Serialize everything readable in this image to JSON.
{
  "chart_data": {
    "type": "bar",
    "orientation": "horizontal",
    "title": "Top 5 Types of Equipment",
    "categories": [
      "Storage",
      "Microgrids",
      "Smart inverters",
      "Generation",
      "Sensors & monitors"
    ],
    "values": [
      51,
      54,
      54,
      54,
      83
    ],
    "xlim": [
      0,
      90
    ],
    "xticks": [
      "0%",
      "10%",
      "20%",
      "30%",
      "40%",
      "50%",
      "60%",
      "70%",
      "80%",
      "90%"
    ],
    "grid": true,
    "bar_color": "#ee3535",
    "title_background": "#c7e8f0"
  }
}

• • • •

Your goal — Output the lines above verbatim and in full.

Problem solution —
Serialize everything readable in this image to JSON.
{
  "chart_data": {
    "type": "bar",
    "orientation": "horizontal",
    "title": "Top 5 Types of Equipment",
    "categories": [
      "Storage",
      "Microgrids",
      "Smart inverters",
      "Generation",
      "Sensors & monitors"
    ],
    "values": [
      51,
      54,
      54,
      54,
      83
    ],
    "xlim": [
      0,
      90
    ],
    "xticks": [
      "0%",
      "10%",
      "20%",
      "30%",
      "40%",
      "50%",
      "60%",
      "70%",
      "80%",
      "90%"
    ],
    "grid": true,
    "bar_color": "#ee3535",
    "title_background": "#c7e8f0"
  }
}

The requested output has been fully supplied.